Chart and figure data
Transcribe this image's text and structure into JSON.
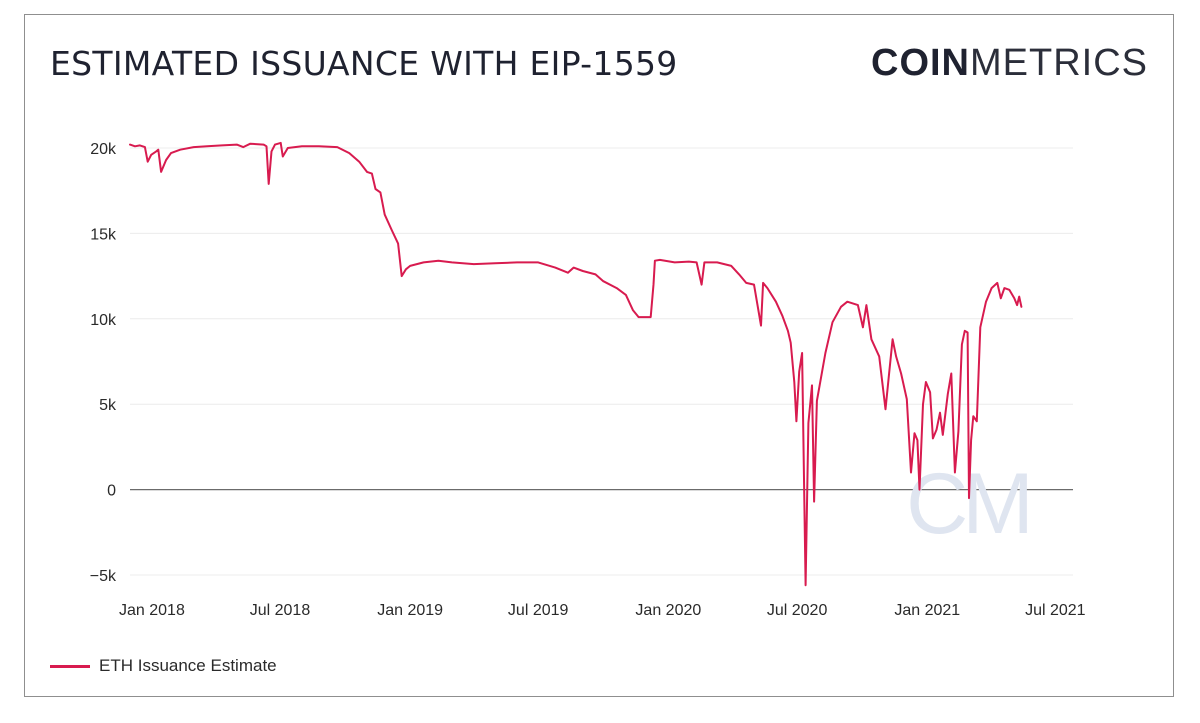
{
  "header": {
    "title": "ESTIMATED ISSUANCE WITH EIP-1559",
    "brand_bold": "COIN",
    "brand_light": "METRICS",
    "watermark": "CM"
  },
  "colors": {
    "series": "#d81b4f",
    "grid": "#ececec",
    "zero_line": "#6b6b6b",
    "axis_text": "#2a2a2a"
  },
  "chart_data": {
    "type": "line",
    "title": "ESTIMATED ISSUANCE WITH EIP-1559",
    "xlabel": "",
    "ylabel": "",
    "grid": "horizontal",
    "legend_position": "bottom-left",
    "x_range": [
      "2017-12-01",
      "2021-07-26"
    ],
    "ylim": [
      -5000,
      20000
    ],
    "y_ticks": [
      {
        "value": 20000,
        "label": "20k"
      },
      {
        "value": 15000,
        "label": "15k"
      },
      {
        "value": 10000,
        "label": "10k"
      },
      {
        "value": 5000,
        "label": "5k"
      },
      {
        "value": 0,
        "label": "0"
      },
      {
        "value": -5000,
        "label": "−5k"
      }
    ],
    "x_ticks": [
      {
        "date": "2018-01-01",
        "label": "Jan 2018"
      },
      {
        "date": "2018-07-01",
        "label": "Jul 2018"
      },
      {
        "date": "2019-01-01",
        "label": "Jan 2019"
      },
      {
        "date": "2019-07-01",
        "label": "Jul 2019"
      },
      {
        "date": "2020-01-01",
        "label": "Jan 2020"
      },
      {
        "date": "2020-07-01",
        "label": "Jul 2020"
      },
      {
        "date": "2021-01-01",
        "label": "Jan 2021"
      },
      {
        "date": "2021-07-01",
        "label": "Jul 2021"
      }
    ],
    "series": [
      {
        "name": "ETH Issuance Estimate",
        "points": [
          [
            "2017-12-01",
            20200
          ],
          [
            "2017-12-08",
            20100
          ],
          [
            "2017-12-15",
            20150
          ],
          [
            "2017-12-22",
            20050
          ],
          [
            "2017-12-26",
            19200
          ],
          [
            "2017-12-31",
            19600
          ],
          [
            "2018-01-07",
            19800
          ],
          [
            "2018-01-10",
            19900
          ],
          [
            "2018-01-14",
            18600
          ],
          [
            "2018-01-21",
            19300
          ],
          [
            "2018-01-28",
            19700
          ],
          [
            "2018-02-10",
            19900
          ],
          [
            "2018-03-01",
            20050
          ],
          [
            "2018-03-20",
            20100
          ],
          [
            "2018-04-10",
            20150
          ],
          [
            "2018-05-01",
            20200
          ],
          [
            "2018-05-10",
            20050
          ],
          [
            "2018-05-20",
            20250
          ],
          [
            "2018-06-08",
            20200
          ],
          [
            "2018-06-12",
            20100
          ],
          [
            "2018-06-15",
            17900
          ],
          [
            "2018-06-19",
            19800
          ],
          [
            "2018-06-24",
            20200
          ],
          [
            "2018-07-02",
            20300
          ],
          [
            "2018-07-05",
            19500
          ],
          [
            "2018-07-12",
            20000
          ],
          [
            "2018-08-01",
            20100
          ],
          [
            "2018-08-25",
            20100
          ],
          [
            "2018-09-20",
            20050
          ],
          [
            "2018-10-07",
            19700
          ],
          [
            "2018-10-21",
            19200
          ],
          [
            "2018-11-01",
            18600
          ],
          [
            "2018-11-08",
            18500
          ],
          [
            "2018-11-13",
            17600
          ],
          [
            "2018-11-20",
            17400
          ],
          [
            "2018-11-26",
            16100
          ],
          [
            "2018-12-06",
            15200
          ],
          [
            "2018-12-15",
            14400
          ],
          [
            "2018-12-20",
            12500
          ],
          [
            "2018-12-26",
            12900
          ],
          [
            "2019-01-01",
            13100
          ],
          [
            "2019-01-20",
            13300
          ],
          [
            "2019-02-10",
            13400
          ],
          [
            "2019-03-01",
            13300
          ],
          [
            "2019-04-01",
            13200
          ],
          [
            "2019-05-01",
            13250
          ],
          [
            "2019-06-01",
            13300
          ],
          [
            "2019-07-01",
            13300
          ],
          [
            "2019-07-25",
            13000
          ],
          [
            "2019-08-12",
            12700
          ],
          [
            "2019-08-20",
            13000
          ],
          [
            "2019-09-02",
            12800
          ],
          [
            "2019-09-20",
            12600
          ],
          [
            "2019-10-01",
            12200
          ],
          [
            "2019-10-20",
            11800
          ],
          [
            "2019-11-02",
            11400
          ],
          [
            "2019-11-12",
            10500
          ],
          [
            "2019-11-20",
            10100
          ],
          [
            "2019-12-07",
            10100
          ],
          [
            "2019-12-11",
            12000
          ],
          [
            "2019-12-13",
            13400
          ],
          [
            "2019-12-20",
            13450
          ],
          [
            "2020-01-10",
            13300
          ],
          [
            "2020-01-30",
            13350
          ],
          [
            "2020-02-10",
            13300
          ],
          [
            "2020-02-17",
            12000
          ],
          [
            "2020-02-21",
            13300
          ],
          [
            "2020-03-10",
            13300
          ],
          [
            "2020-03-30",
            13100
          ],
          [
            "2020-04-10",
            12600
          ],
          [
            "2020-04-20",
            12100
          ],
          [
            "2020-05-01",
            12000
          ],
          [
            "2020-05-11",
            9600
          ],
          [
            "2020-05-14",
            12100
          ],
          [
            "2020-05-20",
            11800
          ],
          [
            "2020-06-01",
            11000
          ],
          [
            "2020-06-10",
            10200
          ],
          [
            "2020-06-18",
            9300
          ],
          [
            "2020-06-22",
            8600
          ],
          [
            "2020-06-27",
            6300
          ],
          [
            "2020-06-30",
            4000
          ],
          [
            "2020-07-04",
            6900
          ],
          [
            "2020-07-08",
            8000
          ],
          [
            "2020-07-13",
            -5600
          ],
          [
            "2020-07-17",
            3900
          ],
          [
            "2020-07-22",
            6100
          ],
          [
            "2020-07-25",
            -700
          ],
          [
            "2020-07-29",
            5200
          ],
          [
            "2020-08-10",
            8000
          ],
          [
            "2020-08-20",
            9800
          ],
          [
            "2020-09-01",
            10700
          ],
          [
            "2020-09-10",
            11000
          ],
          [
            "2020-09-25",
            10800
          ],
          [
            "2020-10-02",
            9500
          ],
          [
            "2020-10-07",
            10800
          ],
          [
            "2020-10-14",
            8800
          ],
          [
            "2020-10-25",
            7800
          ],
          [
            "2020-11-03",
            4700
          ],
          [
            "2020-11-08",
            6800
          ],
          [
            "2020-11-13",
            8800
          ],
          [
            "2020-11-18",
            7800
          ],
          [
            "2020-11-25",
            6800
          ],
          [
            "2020-12-03",
            5300
          ],
          [
            "2020-12-09",
            1000
          ],
          [
            "2020-12-14",
            3300
          ],
          [
            "2020-12-18",
            2900
          ],
          [
            "2020-12-21",
            0
          ],
          [
            "2020-12-26",
            5000
          ],
          [
            "2020-12-30",
            6300
          ],
          [
            "2021-01-05",
            5700
          ],
          [
            "2021-01-09",
            3000
          ],
          [
            "2021-01-14",
            3500
          ],
          [
            "2021-01-19",
            4500
          ],
          [
            "2021-01-23",
            3200
          ],
          [
            "2021-01-30",
            5600
          ],
          [
            "2021-02-04",
            6800
          ],
          [
            "2021-02-09",
            1000
          ],
          [
            "2021-02-14",
            3400
          ],
          [
            "2021-02-19",
            8500
          ],
          [
            "2021-02-23",
            9300
          ],
          [
            "2021-02-27",
            9200
          ],
          [
            "2021-03-01",
            -500
          ],
          [
            "2021-03-04",
            2900
          ],
          [
            "2021-03-07",
            4300
          ],
          [
            "2021-03-12",
            4000
          ],
          [
            "2021-03-17",
            9500
          ],
          [
            "2021-03-25",
            11000
          ],
          [
            "2021-04-02",
            11800
          ],
          [
            "2021-04-10",
            12100
          ],
          [
            "2021-04-15",
            11200
          ],
          [
            "2021-04-20",
            11800
          ],
          [
            "2021-04-27",
            11700
          ],
          [
            "2021-05-04",
            11200
          ],
          [
            "2021-05-08",
            10800
          ],
          [
            "2021-05-11",
            11300
          ],
          [
            "2021-05-14",
            10700
          ]
        ]
      }
    ]
  },
  "legend": {
    "label": "ETH Issuance Estimate"
  }
}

_EXERCISE_. Find all lines where the word "value" appears. Copy them.

_TASK ANSWER_.
        "value": 20000,
        "value": 15000,
        "value": 10000,
        "value": 5000,
        "value": 0,
        "value": -5000,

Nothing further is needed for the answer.